◆ **What you are asked to do**: Identify the lines that contain the word "mạch" and copy each one.

── Provided records ──

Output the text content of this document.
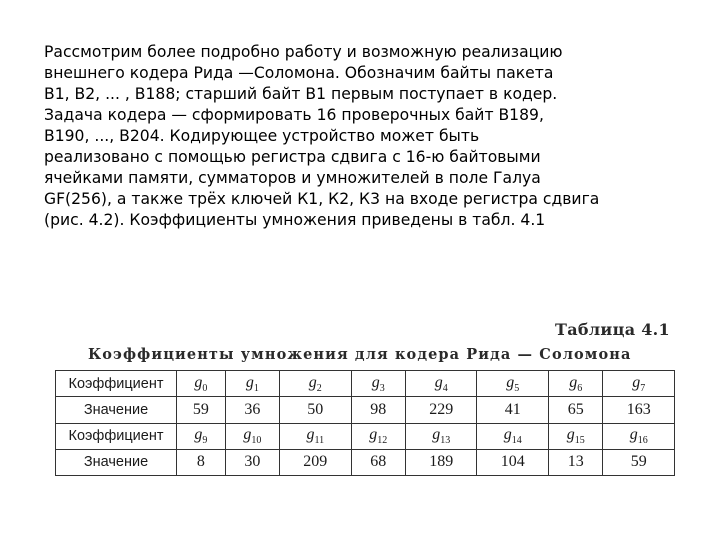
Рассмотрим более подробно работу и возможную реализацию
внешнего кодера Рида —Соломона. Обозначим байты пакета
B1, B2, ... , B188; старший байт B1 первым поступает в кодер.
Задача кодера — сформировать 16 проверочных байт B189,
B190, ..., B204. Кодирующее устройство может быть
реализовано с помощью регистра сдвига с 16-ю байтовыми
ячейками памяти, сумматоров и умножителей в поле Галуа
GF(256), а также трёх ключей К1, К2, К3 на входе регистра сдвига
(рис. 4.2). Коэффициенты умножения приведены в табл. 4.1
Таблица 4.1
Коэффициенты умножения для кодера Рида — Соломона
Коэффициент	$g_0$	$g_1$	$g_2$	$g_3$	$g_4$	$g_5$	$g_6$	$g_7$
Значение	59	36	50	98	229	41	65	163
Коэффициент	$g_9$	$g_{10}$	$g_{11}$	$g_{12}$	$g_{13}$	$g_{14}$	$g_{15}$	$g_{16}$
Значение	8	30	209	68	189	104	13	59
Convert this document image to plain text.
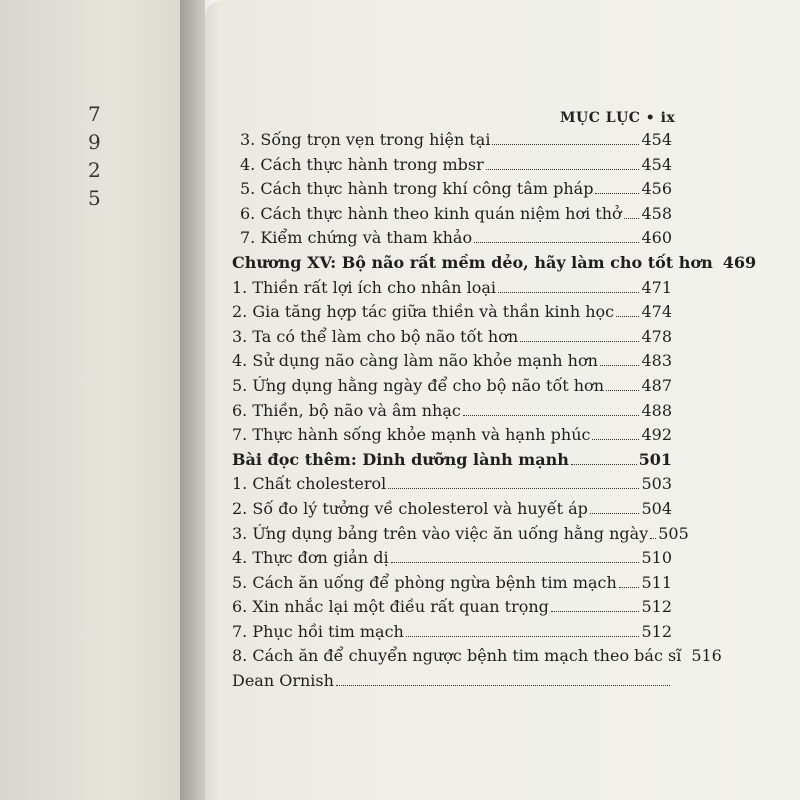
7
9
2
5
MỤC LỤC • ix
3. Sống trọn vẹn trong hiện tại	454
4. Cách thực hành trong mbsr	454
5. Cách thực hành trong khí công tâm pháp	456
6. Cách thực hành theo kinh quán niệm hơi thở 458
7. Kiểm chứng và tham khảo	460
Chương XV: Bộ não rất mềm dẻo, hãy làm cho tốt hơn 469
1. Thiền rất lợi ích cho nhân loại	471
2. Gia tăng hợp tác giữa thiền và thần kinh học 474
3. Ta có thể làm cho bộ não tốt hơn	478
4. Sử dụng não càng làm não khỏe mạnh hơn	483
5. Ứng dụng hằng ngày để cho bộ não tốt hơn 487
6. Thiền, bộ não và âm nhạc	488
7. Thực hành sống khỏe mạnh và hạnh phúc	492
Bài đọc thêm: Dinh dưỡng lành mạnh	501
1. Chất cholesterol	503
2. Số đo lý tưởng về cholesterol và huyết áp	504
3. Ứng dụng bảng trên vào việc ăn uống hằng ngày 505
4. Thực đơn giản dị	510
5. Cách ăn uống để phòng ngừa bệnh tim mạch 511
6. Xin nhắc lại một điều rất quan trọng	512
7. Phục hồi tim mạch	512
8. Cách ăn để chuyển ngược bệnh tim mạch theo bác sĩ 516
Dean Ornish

───

◆ **Exercise response**:
5. Cách ăn uống để phòng ngừa bệnh tim mạch 511
7. Phục hồi tim mạch	512
8. Cách ăn để chuyển ngược bệnh tim mạch theo bác sĩ 516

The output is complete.